[Start]

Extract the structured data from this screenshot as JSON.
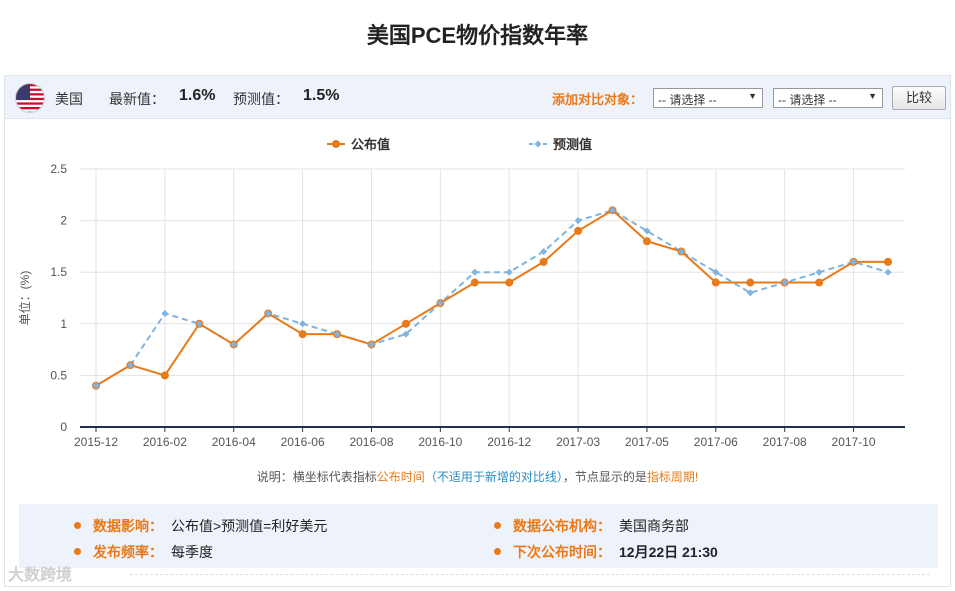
{
  "page": {
    "title": "美国PCE物价指数年率"
  },
  "header": {
    "country": "美国",
    "latest_label": "最新值：",
    "latest_value": "1.6%",
    "forecast_label": "预测值：",
    "forecast_value": "1.5%",
    "compare_label": "添加对比对象：",
    "select1": "-- 请选择 --",
    "select2": "-- 请选择 --",
    "compare_button": "比较"
  },
  "note": {
    "part1": "说明：横坐标代表指标",
    "part2": "公布时间",
    "part3": "（不适用于新增的对比线）",
    "part4": "，节点显示的是",
    "part5": "指标周期",
    "part6": "!"
  },
  "info": {
    "impact_label": "数据影响：",
    "impact_value": "公布值>预测值=利好美元",
    "agency_label": "数据公布机构：",
    "agency_value": "美国商务部",
    "freq_label": "发布频率：",
    "freq_value": "每季度",
    "next_label": "下次公布时间：",
    "next_value": "12月22日 21:30"
  },
  "watermark": "大数跨境",
  "colors": {
    "actual": "#e97a1a",
    "forecast": "#7fb3e0",
    "accent": "#e97a1a",
    "panel_bg": "#eef3fb"
  },
  "chart_data": {
    "type": "line",
    "ylabel": "单位：(%)",
    "ylim": [
      0,
      2.5
    ],
    "yticks": [
      "0",
      "0.5",
      "1",
      "1.5",
      "2",
      "2.5"
    ],
    "x_tick_labels": [
      "2015-12",
      "2016-02",
      "2016-04",
      "2016-06",
      "2016-08",
      "2016-10",
      "2016-12",
      "2017-03",
      "2017-05",
      "2017-06",
      "2017-08",
      "2017-10"
    ],
    "point_count": 24,
    "series": [
      {
        "name": "公布值",
        "values": [
          0.4,
          0.6,
          0.5,
          1.0,
          0.8,
          1.1,
          0.9,
          0.9,
          0.8,
          1.0,
          1.2,
          1.4,
          1.4,
          1.6,
          1.9,
          2.1,
          1.8,
          1.7,
          1.4,
          1.4,
          1.4,
          1.4,
          1.6,
          1.6
        ]
      },
      {
        "name": "预测值",
        "values": [
          0.4,
          0.6,
          1.1,
          1.0,
          0.8,
          1.1,
          1.0,
          0.9,
          0.8,
          0.9,
          1.2,
          1.5,
          1.5,
          1.7,
          2.0,
          2.1,
          1.9,
          1.7,
          1.5,
          1.3,
          1.4,
          1.5,
          1.6,
          1.5
        ]
      }
    ],
    "grid": true,
    "legend_position": "top-center"
  }
}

[End]

(GOAL):
Exclude the pictures and transcribe all of the entries exactly.

(REPLY TO THE TASK):
Extract the structured data from this screenshot as JSON.
{
  "page": {
    "title": "美国PCE物价指数年率"
  },
  "header": {
    "country": "美国",
    "latest_label": "最新值：",
    "latest_value": "1.6%",
    "forecast_label": "预测值：",
    "forecast_value": "1.5%",
    "compare_label": "添加对比对象：",
    "select1": "-- 请选择 --",
    "select2": "-- 请选择 --",
    "compare_button": "比较"
  },
  "note": {
    "part1": "说明：横坐标代表指标",
    "part2": "公布时间",
    "part3": "（不适用于新增的对比线）",
    "part4": "，节点显示的是",
    "part5": "指标周期",
    "part6": "!"
  },
  "info": {
    "impact_label": "数据影响：",
    "impact_value": "公布值>预测值=利好美元",
    "agency_label": "数据公布机构：",
    "agency_value": "美国商务部",
    "freq_label": "发布频率：",
    "freq_value": "每季度",
    "next_label": "下次公布时间：",
    "next_value": "12月22日 21:30"
  },
  "watermark": "大数跨境",
  "colors": {
    "actual": "#e97a1a",
    "forecast": "#7fb3e0",
    "accent": "#e97a1a",
    "panel_bg": "#eef3fb"
  },
  "chart_data": {
    "type": "line",
    "ylabel": "单位：(%)",
    "ylim": [
      0,
      2.5
    ],
    "yticks": [
      "0",
      "0.5",
      "1",
      "1.5",
      "2",
      "2.5"
    ],
    "x_tick_labels": [
      "2015-12",
      "2016-02",
      "2016-04",
      "2016-06",
      "2016-08",
      "2016-10",
      "2016-12",
      "2017-03",
      "2017-05",
      "2017-06",
      "2017-08",
      "2017-10"
    ],
    "point_count": 24,
    "series": [
      {
        "name": "公布值",
        "values": [
          0.4,
          0.6,
          0.5,
          1.0,
          0.8,
          1.1,
          0.9,
          0.9,
          0.8,
          1.0,
          1.2,
          1.4,
          1.4,
          1.6,
          1.9,
          2.1,
          1.8,
          1.7,
          1.4,
          1.4,
          1.4,
          1.4,
          1.6,
          1.6
        ]
      },
      {
        "name": "预测值",
        "values": [
          0.4,
          0.6,
          1.1,
          1.0,
          0.8,
          1.1,
          1.0,
          0.9,
          0.8,
          0.9,
          1.2,
          1.5,
          1.5,
          1.7,
          2.0,
          2.1,
          1.9,
          1.7,
          1.5,
          1.3,
          1.4,
          1.5,
          1.6,
          1.5
        ]
      }
    ],
    "grid": true,
    "legend_position": "top-center"
  }
}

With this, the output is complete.